What is expected:
State how many lines in the records hold the word "partial", giving the number and no other text.

Data records
____________________

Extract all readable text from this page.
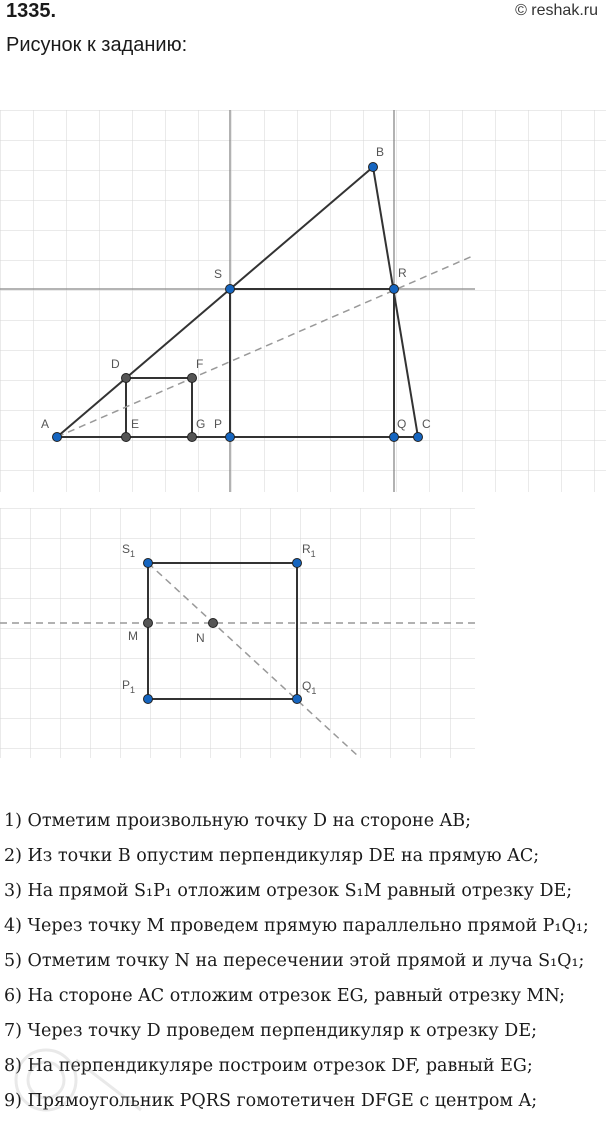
1335.	© reshak.ru
Рисунок к заданию:
A
B
C
D
E
F
G P	Q
R
S
$S_1$	$R_1$
$P_1$	$Q_1$
M	N
1) Отметим произвольную точку D на стороне AB;
2) Из точки B опустим перпендикуляр DE на прямую AC;
3) На прямой S₁P₁ отложим отрезок S₁M равный отрезку DE;
4) Через точку M проведем прямую параллельно прямой P₁Q₁;
5) Отметим точку N на пересечении этой прямой и луча S₁Q₁;
6) На стороне AC отложим отрезок EG, равный отрезку MN;
7) Через точку D проведем перпендикуляр к отрезку DE;
8) На перпендикуляре построим отрезок DF, равный EG;
9) Прямоугольник PQRS гомотетичен DFGE с центром A;
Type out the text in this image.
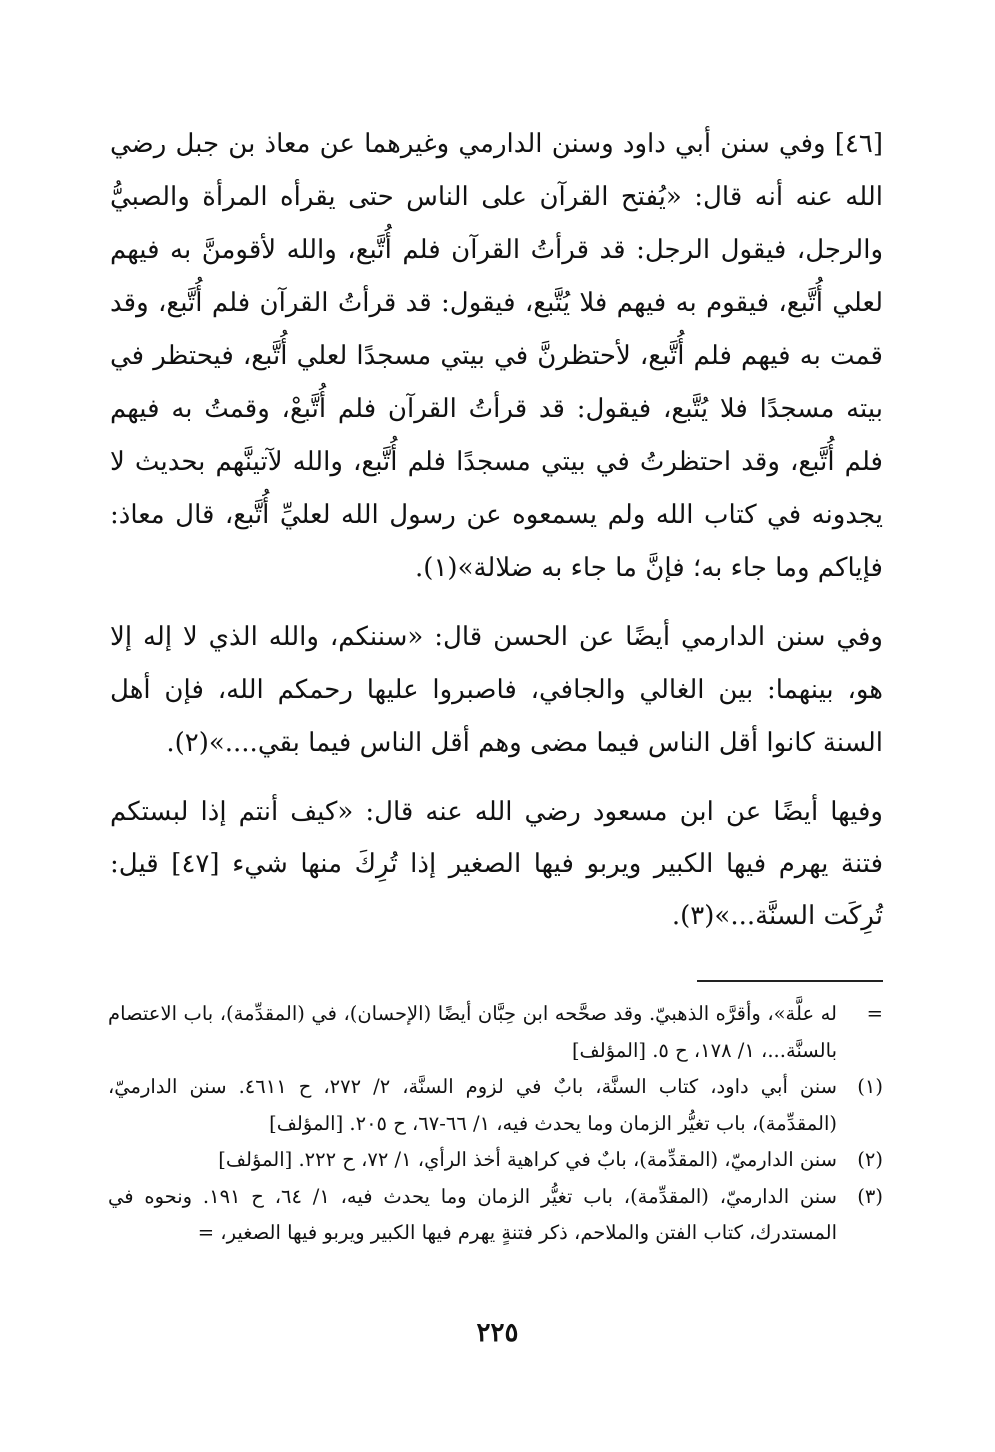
[٤٦] وفي سنن أبي داود وسنن الدارمي وغيرهما عن معاذ بن جبل رضي الله عنه أنه قال: «يُفتح القرآن على الناس حتى يقرأه المرأة والصبيُّ والرجل، فيقول الرجل: قد قرأتُ القرآن فلم أُتَّبع، والله لأقومنَّ به فيهم لعلي أُتَّبع، فيقوم به فيهم فلا يُتَّبع، فيقول: قد قرأتُ القرآن فلم أُتَّبع، وقد قمت به فيهم فلم أُتَّبع، لأحتظرنَّ في بيتي مسجدًا لعلي أُتَّبع، فيحتظر في بيته مسجدًا فلا يُتَّبع، فيقول: قد قرأتُ القرآن فلم أُتَّبعْ، وقمتُ به فيهم فلم أُتَّبع، وقد احتظرتُ في بيتي مسجدًا فلم أُتَّبع، والله لآتينَّهم بحديث لا يجدونه في كتاب الله ولم يسمعوه عن رسول الله لعليِّ أُتَّبع، قال معاذ: فإياكم وما جاء به؛ فإنَّ ما جاء به ضلالة»(١).

وفي سنن الدارمي أيضًا عن الحسن قال: «سننكم، والله الذي لا إله إلا هو، بينهما: بين الغالي والجافي، فاصبروا عليها رحمكم الله، فإن أهل السنة كانوا أقل الناس فيما مضى وهم أقل الناس فيما بقي....»(٢).

وفيها أيضًا عن ابن مسعود رضي الله عنه قال: «كيف أنتم إذا لبستكم فتنة يهرم فيها الكبير ويربو فيها الصغير إذا تُرِكَ منها شيء [٤٧] قيل: تُرِكَت السنَّة...»(٣).

=
له علَّة»، وأقرَّه الذهبيّ. وقد صحَّحه ابن حِبَّان أيضًا (الإحسان)، في (المقدِّمة)، باب الاعتصام بالسنَّة...، ١/ ١٧٨، ح ٥. [المؤلف]
(١)
سنن أبي داود، كتاب السنَّة، بابٌ في لزوم السنَّة، ٢/ ٢٧٢، ح ٤٦١١. سنن الدارميّ، (المقدِّمة)، باب تغيُّر الزمان وما يحدث فيه، ١/ ٦٦-٦٧، ح ٢٠٥. [المؤلف]
(٢)
سنن الدارميّ، (المقدِّمة)، بابٌ في كراهية أخذ الرأي، ١/ ٧٢، ح ٢٢٢. [المؤلف]
(٣)
سنن الدارميّ، (المقدِّمة)، باب تغيُّر الزمان وما يحدث فيه، ١/ ٦٤، ح ١٩١. ونحوه في المستدرك، كتاب الفتن والملاحم، ذكر فتنةٍ يهرم فيها الكبير ويربو فيها الصغير، =
٢٢٥
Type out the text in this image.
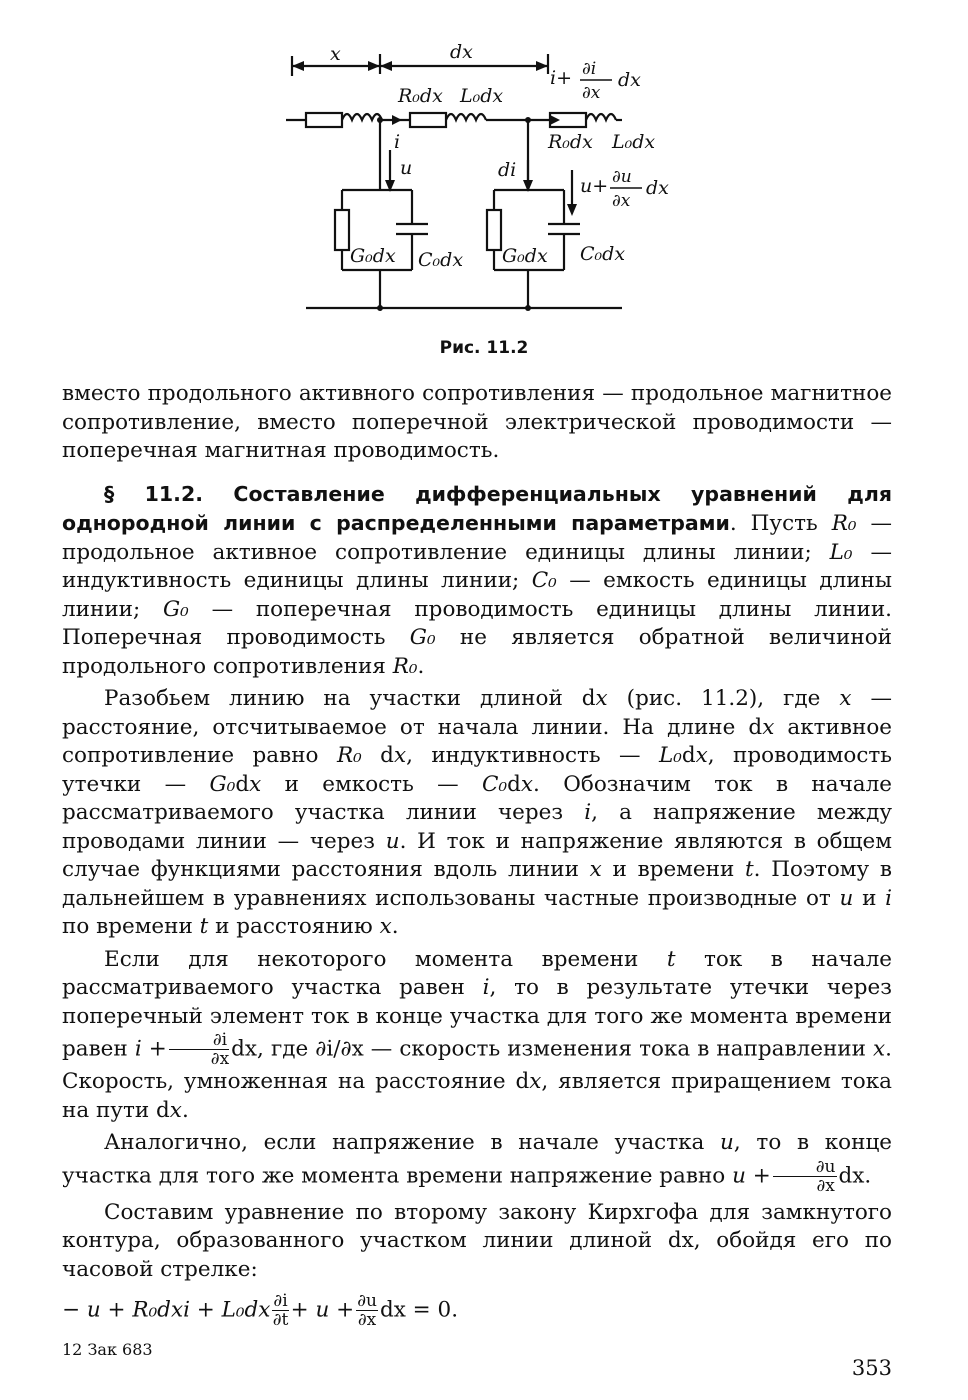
x	dx
R₀dx L₀dx
i+ ∂i
∂x
dx
i
u	di
R₀dx L₀dx
u+ ∂u
∂x
dx
G₀dx C₀dx G₀dx C₀dx
Рис. 11.2

вместо продольного активного сопротивления — продольное магнитное сопротивление, вместо поперечной электрической проводимости — поперечная магнитная проводимость.

§ 11.2. Составление дифференциальных уравнений для однородной линии с распределенными параметрами. Пусть R₀ — продольное активное сопротивление единицы длины линии; L₀ — индуктивность единицы длины линии; C₀ — емкость единицы длины линии; G₀ — поперечная проводимость единицы длины линии. Поперечная проводимость G₀ не является обратной величиной продольного сопротивления R₀.

Разобьем линию на участки длиной dx (рис. 11.2), где x — расстояние, отсчитываемое от начала линии. На длине dx активное сопротивление равно R₀ dx, индуктивность — L₀dx, проводимость утечки — G₀dx и емкость — C₀dx. Обозначим ток в начале рассматриваемого участка линии через i, а напряжение между проводами линии — через u. И ток и напряжение являются в общем случае функциями расстояния вдоль линии x и времени t. Поэтому в дальнейшем в уравнениях использованы частные производные от u и i по времени t и расстоянию x.

Если для некоторого момента времени t ток в начале рассматриваемого участка равен i, то в результате утечки через поперечный элемент ток в конце участка для того же момента времени равен $i + \frac{\partial i}{\partial x}$ dx, где ∂i/∂x — скорость изменения тока в направлении x. Скорость, умноженная на расстояние dx, является приращением тока на пути dx.

Аналогично, если напряжение в начале участка u, то в конце участка для того же момента времени напряжение равно $u + \frac{\partial u}{\partial x}$ dx.

Составим уравнение по второму закону Кирхгофа для замкнутого контура, образованного участком линии длиной dx, обойдя его по часовой стрелке:

− $u + R_0dxi + L_0dx \frac{\partial i}{\partial t} + u + \frac{\partial u}{\partial x}$ dx = 0.

12 Зак 683
353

____________________

Reply to the exercise:
3